Collected data:
━━━━━━━━━━━━━━━━━━━━━━━━━━━━━━
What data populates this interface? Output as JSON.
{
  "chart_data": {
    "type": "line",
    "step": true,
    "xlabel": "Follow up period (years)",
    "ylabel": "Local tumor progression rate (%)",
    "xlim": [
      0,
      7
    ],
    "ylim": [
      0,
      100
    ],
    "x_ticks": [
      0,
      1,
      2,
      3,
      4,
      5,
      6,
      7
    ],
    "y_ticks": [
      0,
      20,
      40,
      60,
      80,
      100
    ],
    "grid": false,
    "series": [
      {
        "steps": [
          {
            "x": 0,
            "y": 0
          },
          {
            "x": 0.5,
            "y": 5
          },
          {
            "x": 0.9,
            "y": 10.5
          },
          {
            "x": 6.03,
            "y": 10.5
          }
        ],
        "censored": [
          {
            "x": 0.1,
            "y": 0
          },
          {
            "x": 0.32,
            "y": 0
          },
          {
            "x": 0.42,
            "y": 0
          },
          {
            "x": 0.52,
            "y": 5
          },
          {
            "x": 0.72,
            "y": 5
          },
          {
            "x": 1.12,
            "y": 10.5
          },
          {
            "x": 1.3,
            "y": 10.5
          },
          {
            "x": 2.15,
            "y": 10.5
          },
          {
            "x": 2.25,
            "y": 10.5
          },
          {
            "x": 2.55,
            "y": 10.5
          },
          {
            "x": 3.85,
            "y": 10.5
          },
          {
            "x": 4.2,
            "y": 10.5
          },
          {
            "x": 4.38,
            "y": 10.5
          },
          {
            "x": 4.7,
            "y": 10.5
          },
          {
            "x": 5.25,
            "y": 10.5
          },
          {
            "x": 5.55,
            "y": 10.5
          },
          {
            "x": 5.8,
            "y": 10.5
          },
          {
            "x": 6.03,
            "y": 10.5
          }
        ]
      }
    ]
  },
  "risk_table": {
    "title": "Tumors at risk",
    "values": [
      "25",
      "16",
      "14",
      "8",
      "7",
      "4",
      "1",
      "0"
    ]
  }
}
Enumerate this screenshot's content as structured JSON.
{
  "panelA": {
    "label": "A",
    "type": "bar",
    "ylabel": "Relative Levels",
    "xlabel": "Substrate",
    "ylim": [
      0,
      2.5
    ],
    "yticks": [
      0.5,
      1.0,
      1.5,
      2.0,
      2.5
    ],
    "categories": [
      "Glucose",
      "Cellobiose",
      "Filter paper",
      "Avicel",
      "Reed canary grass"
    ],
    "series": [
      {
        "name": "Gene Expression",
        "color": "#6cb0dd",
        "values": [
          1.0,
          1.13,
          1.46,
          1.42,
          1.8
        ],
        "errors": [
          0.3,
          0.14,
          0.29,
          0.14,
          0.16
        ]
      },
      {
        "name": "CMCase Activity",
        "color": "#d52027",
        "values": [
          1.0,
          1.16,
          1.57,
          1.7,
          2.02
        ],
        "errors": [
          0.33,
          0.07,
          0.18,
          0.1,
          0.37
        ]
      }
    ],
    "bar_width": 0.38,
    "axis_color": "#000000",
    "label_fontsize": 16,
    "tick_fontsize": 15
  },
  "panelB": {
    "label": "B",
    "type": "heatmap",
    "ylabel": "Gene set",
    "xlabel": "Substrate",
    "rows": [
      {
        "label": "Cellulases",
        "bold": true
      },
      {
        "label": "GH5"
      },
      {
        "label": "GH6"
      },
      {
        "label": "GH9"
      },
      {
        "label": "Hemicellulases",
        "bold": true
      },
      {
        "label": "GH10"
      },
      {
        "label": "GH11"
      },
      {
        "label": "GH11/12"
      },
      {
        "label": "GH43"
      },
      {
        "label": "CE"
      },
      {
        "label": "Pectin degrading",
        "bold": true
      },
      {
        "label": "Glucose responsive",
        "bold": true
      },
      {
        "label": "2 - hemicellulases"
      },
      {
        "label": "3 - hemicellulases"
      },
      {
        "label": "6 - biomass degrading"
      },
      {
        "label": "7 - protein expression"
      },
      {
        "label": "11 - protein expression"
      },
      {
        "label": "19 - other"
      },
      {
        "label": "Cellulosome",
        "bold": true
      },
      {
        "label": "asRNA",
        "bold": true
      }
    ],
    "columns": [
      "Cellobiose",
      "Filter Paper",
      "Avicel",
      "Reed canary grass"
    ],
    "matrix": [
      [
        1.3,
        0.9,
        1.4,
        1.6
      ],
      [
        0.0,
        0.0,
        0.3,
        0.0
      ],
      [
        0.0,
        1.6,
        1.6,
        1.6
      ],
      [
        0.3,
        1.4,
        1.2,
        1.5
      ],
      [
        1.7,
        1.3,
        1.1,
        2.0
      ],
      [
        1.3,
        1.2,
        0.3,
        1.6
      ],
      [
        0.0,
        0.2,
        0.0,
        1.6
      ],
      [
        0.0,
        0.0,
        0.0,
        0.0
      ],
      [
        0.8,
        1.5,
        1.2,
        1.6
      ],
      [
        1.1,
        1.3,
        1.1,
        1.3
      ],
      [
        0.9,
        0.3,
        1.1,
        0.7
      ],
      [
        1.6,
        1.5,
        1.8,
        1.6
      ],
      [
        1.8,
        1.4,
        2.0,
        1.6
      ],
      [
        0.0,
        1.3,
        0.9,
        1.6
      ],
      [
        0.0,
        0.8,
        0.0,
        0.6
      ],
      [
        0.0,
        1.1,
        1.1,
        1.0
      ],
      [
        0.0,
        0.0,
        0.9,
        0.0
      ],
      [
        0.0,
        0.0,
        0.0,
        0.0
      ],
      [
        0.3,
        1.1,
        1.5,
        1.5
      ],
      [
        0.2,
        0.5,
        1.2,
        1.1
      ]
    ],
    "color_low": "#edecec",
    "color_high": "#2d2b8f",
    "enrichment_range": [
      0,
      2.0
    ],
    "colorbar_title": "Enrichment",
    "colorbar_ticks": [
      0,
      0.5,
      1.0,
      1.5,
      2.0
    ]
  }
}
━━━━━━━━━━━━━━━━━━━━━━━━━━━━━━
PROBLEM: Would you give the entries back word for word?

RESPONSE:
What data populates this interface? Output as JSON.
{
  "chart_data": {
    "type": "line",
    "step": true,
    "xlabel": "Follow up period (years)",
    "ylabel": "Local tumor progression rate (%)",
    "xlim": [
      0,
      7
    ],
    "ylim": [
      0,
      100
    ],
    "x_ticks": [
      0,
      1,
      2,
      3,
      4,
      5,
      6,
      7
    ],
    "y_ticks": [
      0,
      20,
      40,
      60,
      80,
      100
    ],
    "grid": false,
    "series": [
      {
        "steps": [
          {
            "x": 0,
            "y": 0
          },
          {
            "x": 0.5,
            "y": 5
          },
          {
            "x": 0.9,
            "y": 10.5
          },
          {
            "x": 6.03,
            "y": 10.5
          }
        ],
        "censored": [
          {
            "x": 0.1,
            "y": 0
          },
          {
            "x": 0.32,
            "y": 0
          },
          {
            "x": 0.42,
            "y": 0
          },
          {
            "x": 0.52,
            "y": 5
          },
          {
            "x": 0.72,
            "y": 5
          },
          {
            "x": 1.12,
            "y": 10.5
          },
          {
            "x": 1.3,
            "y": 10.5
          },
          {
            "x": 2.15,
            "y": 10.5
          },
          {
            "x": 2.25,
            "y": 10.5
          },
          {
            "x": 2.55,
            "y": 10.5
          },
          {
            "x": 3.85,
            "y": 10.5
          },
          {
            "x": 4.2,
            "y": 10.5
          },
          {
            "x": 4.38,
            "y": 10.5
          },
          {
            "x": 4.7,
            "y": 10.5
          },
          {
            "x": 5.25,
            "y": 10.5
          },
          {
            "x": 5.55,
            "y": 10.5
          },
          {
            "x": 5.8,
            "y": 10.5
          },
          {
            "x": 6.03,
            "y": 10.5
          }
        ]
      }
    ]
  },
  "risk_table": {
    "title": "Tumors at risk",
    "values": [
      "25",
      "16",
      "14",
      "8",
      "7",
      "4",
      "1",
      "0"
    ]
  }
}
Enumerate this screenshot's content as structured JSON.
{
  "panelA": {
    "label": "A",
    "type": "bar",
    "ylabel": "Relative Levels",
    "xlabel": "Substrate",
    "ylim": [
      0,
      2.5
    ],
    "yticks": [
      0.5,
      1.0,
      1.5,
      2.0,
      2.5
    ],
    "categories": [
      "Glucose",
      "Cellobiose",
      "Filter paper",
      "Avicel",
      "Reed canary grass"
    ],
    "series": [
      {
        "name": "Gene Expression",
        "color": "#6cb0dd",
        "values": [
          1.0,
          1.13,
          1.46,
          1.42,
          1.8
        ],
        "errors": [
          0.3,
          0.14,
          0.29,
          0.14,
          0.16
        ]
      },
      {
        "name": "CMCase Activity",
        "color": "#d52027",
        "values": [
          1.0,
          1.16,
          1.57,
          1.7,
          2.02
        ],
        "errors": [
          0.33,
          0.07,
          0.18,
          0.1,
          0.37
        ]
      }
    ],
    "bar_width": 0.38,
    "axis_color": "#000000",
    "label_fontsize": 16,
    "tick_fontsize": 15
  },
  "panelB": {
    "label": "B",
    "type": "heatmap",
    "ylabel": "Gene set",
    "xlabel": "Substrate",
    "rows": [
      {
        "label": "Cellulases",
        "bold": true
      },
      {
        "label": "GH5"
      },
      {
        "label": "GH6"
      },
      {
        "label": "GH9"
      },
      {
        "label": "Hemicellulases",
        "bold": true
      },
      {
        "label": "GH10"
      },
      {
        "label": "GH11"
      },
      {
        "label": "GH11/12"
      },
      {
        "label": "GH43"
      },
      {
        "label": "CE"
      },
      {
        "label": "Pectin degrading",
        "bold": true
      },
      {
        "label": "Glucose responsive",
        "bold": true
      },
      {
        "label": "2 - hemicellulases"
      },
      {
        "label": "3 - hemicellulases"
      },
      {
        "label": "6 - biomass degrading"
      },
      {
        "label": "7 - protein expression"
      },
      {
        "label": "11 - protein expression"
      },
      {
        "label": "19 - other"
      },
      {
        "label": "Cellulosome",
        "bold": true
      },
      {
        "label": "asRNA",
        "bold": true
      }
    ],
    "columns": [
      "Cellobiose",
      "Filter Paper",
      "Avicel",
      "Reed canary grass"
    ],
    "matrix": [
      [
        1.3,
        0.9,
        1.4,
        1.6
      ],
      [
        0.0,
        0.0,
        0.3,
        0.0
      ],
      [
        0.0,
        1.6,
        1.6,
        1.6
      ],
      [
        0.3,
        1.4,
        1.2,
        1.5
      ],
      [
        1.7,
        1.3,
        1.1,
        2.0
      ],
      [
        1.3,
        1.2,
        0.3,
        1.6
      ],
      [
        0.0,
        0.2,
        0.0,
        1.6
      ],
      [
        0.0,
        0.0,
        0.0,
        0.0
      ],
      [
        0.8,
        1.5,
        1.2,
        1.6
      ],
      [
        1.1,
        1.3,
        1.1,
        1.3
      ],
      [
        0.9,
        0.3,
        1.1,
        0.7
      ],
      [
        1.6,
        1.5,
        1.8,
        1.6
      ],
      [
        1.8,
        1.4,
        2.0,
        1.6
      ],
      [
        0.0,
        1.3,
        0.9,
        1.6
      ],
      [
        0.0,
        0.8,
        0.0,
        0.6
      ],
      [
        0.0,
        1.1,
        1.1,
        1.0
      ],
      [
        0.0,
        0.0,
        0.9,
        0.0
      ],
      [
        0.0,
        0.0,
        0.0,
        0.0
      ],
      [
        0.3,
        1.1,
        1.5,
        1.5
      ],
      [
        0.2,
        0.5,
        1.2,
        1.1
      ]
    ],
    "color_low": "#edecec",
    "color_high": "#2d2b8f",
    "enrichment_range": [
      0,
      2.0
    ],
    "colorbar_title": "Enrichment",
    "colorbar_ticks": [
      0,
      0.5,
      1.0,
      1.5,
      2.0
    ]
  }
}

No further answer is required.